Task objective:
Write out the whole of the material exactly.

* Begin *

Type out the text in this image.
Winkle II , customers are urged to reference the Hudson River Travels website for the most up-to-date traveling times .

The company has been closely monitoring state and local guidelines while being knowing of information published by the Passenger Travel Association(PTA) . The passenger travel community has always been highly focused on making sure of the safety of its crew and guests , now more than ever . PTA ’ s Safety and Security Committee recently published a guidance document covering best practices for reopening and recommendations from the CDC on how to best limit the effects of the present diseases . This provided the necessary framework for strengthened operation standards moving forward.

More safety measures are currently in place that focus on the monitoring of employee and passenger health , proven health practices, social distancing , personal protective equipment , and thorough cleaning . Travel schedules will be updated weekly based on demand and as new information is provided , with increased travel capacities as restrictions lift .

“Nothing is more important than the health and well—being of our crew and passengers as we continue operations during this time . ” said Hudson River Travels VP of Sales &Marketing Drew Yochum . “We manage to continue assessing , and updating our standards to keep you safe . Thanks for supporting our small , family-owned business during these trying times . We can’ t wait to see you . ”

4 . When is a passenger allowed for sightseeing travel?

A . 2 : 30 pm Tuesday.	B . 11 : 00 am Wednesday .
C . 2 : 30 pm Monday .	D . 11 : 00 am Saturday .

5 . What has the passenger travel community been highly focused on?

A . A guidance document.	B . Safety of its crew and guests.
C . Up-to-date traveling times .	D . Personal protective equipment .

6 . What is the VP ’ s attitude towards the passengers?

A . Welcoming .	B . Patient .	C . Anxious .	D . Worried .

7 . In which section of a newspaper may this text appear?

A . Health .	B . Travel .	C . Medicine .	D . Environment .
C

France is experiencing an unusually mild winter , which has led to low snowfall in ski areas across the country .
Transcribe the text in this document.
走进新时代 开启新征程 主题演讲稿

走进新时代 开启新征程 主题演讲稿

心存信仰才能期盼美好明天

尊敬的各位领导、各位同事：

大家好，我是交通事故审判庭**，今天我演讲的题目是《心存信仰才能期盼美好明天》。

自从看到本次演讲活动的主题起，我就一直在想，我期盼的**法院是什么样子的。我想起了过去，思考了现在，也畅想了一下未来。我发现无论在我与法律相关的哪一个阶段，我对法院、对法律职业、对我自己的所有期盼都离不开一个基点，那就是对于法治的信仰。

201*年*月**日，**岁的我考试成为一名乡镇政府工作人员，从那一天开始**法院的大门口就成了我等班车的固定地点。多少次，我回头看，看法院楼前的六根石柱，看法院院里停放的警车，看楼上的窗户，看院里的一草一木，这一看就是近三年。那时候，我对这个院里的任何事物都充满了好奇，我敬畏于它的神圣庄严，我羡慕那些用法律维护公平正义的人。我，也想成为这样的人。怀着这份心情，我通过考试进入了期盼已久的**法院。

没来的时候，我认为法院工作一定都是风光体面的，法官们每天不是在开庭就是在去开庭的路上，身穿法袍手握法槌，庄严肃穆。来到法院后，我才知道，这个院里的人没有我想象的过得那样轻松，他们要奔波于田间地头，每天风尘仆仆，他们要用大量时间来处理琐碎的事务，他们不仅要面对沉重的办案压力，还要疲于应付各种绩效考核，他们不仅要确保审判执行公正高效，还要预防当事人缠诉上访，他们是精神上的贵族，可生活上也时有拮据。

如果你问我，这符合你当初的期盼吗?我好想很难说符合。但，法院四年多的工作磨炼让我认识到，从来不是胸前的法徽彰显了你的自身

* End *

Expected output:
Type out the text in this image.
Winkle II , customers are urged to reference the Hudson River Travels website for the most up-to-date traveling times .

The company has been closely monitoring state and local guidelines while being knowing of information published by the Passenger Travel Association(PTA) . The passenger travel community has always been highly focused on making sure of the safety of its crew and guests , now more than ever . PTA ’ s Safety and Security Committee recently published a guidance document covering best practices for reopening and recommendations from the CDC on how to best limit the effects of the present diseases . This provided the necessary framework for strengthened operation standards moving forward.

More safety measures are currently in place that focus on the monitoring of employee and passenger health , proven health practices, social distancing , personal protective equipment , and thorough cleaning . Travel schedules will be updated weekly based on demand and as new information is provided , with increased travel capacities as restrictions lift .

“Nothing is more important than the health and well—being of our crew and passengers as we continue operations during this time . ” said Hudson River Travels VP of Sales &Marketing Drew Yochum . “We manage to continue assessing , and updating our standards to keep you safe . Thanks for supporting our small , family-owned business during these trying times . We can’ t wait to see you . ”

4 . When is a passenger allowed for sightseeing travel?

A . 2 : 30 pm Tuesday.	B . 11 : 00 am Wednesday .
C . 2 : 30 pm Monday .	D . 11 : 00 am Saturday .

5 . What has the passenger travel community been highly focused on?

A . A guidance document.	B . Safety of its crew and guests.
C . Up-to-date traveling times .	D . Personal protective equipment .

6 . What is the VP ’ s attitude towards the passengers?

A . Welcoming .	B . Patient .	C . Anxious .	D . Worried .

7 . In which section of a newspaper may this text appear?

A . Health .	B . Travel .	C . Medicine .	D . Environment .
C

France is experiencing an unusually mild winter , which has led to low snowfall in ski areas across the country .
Transcribe the text in this document.
走进新时代 开启新征程 主题演讲稿

走进新时代 开启新征程 主题演讲稿

心存信仰才能期盼美好明天

尊敬的各位领导、各位同事：

大家好，我是交通事故审判庭**，今天我演讲的题目是《心存信仰才能期盼美好明天》。

自从看到本次演讲活动的主题起，我就一直在想，我期盼的**法院是什么样子的。我想起了过去，思考了现在，也畅想了一下未来。我发现无论在我与法律相关的哪一个阶段，我对法院、对法律职业、对我自己的所有期盼都离不开一个基点，那就是对于法治的信仰。

201*年*月**日，**岁的我考试成为一名乡镇政府工作人员，从那一天开始**法院的大门口就成了我等班车的固定地点。多少次，我回头看，看法院楼前的六根石柱，看法院院里停放的警车，看楼上的窗户，看院里的一草一木，这一看就是近三年。那时候，我对这个院里的任何事物都充满了好奇，我敬畏于它的神圣庄严，我羡慕那些用法律维护公平正义的人。我，也想成为这样的人。怀着这份心情，我通过考试进入了期盼已久的**法院。

没来的时候，我认为法院工作一定都是风光体面的，法官们每天不是在开庭就是在去开庭的路上，身穿法袍手握法槌，庄严肃穆。来到法院后，我才知道，这个院里的人没有我想象的过得那样轻松，他们要奔波于田间地头，每天风尘仆仆，他们要用大量时间来处理琐碎的事务，他们不仅要面对沉重的办案压力，还要疲于应付各种绩效考核，他们不仅要确保审判执行公正高效，还要预防当事人缠诉上访，他们是精神上的贵族，可生活上也时有拮据。

如果你问我，这符合你当初的期盼吗?我好想很难说符合。但，法院四年多的工作磨炼让我认识到，从来不是胸前的法徽彰显了你的自身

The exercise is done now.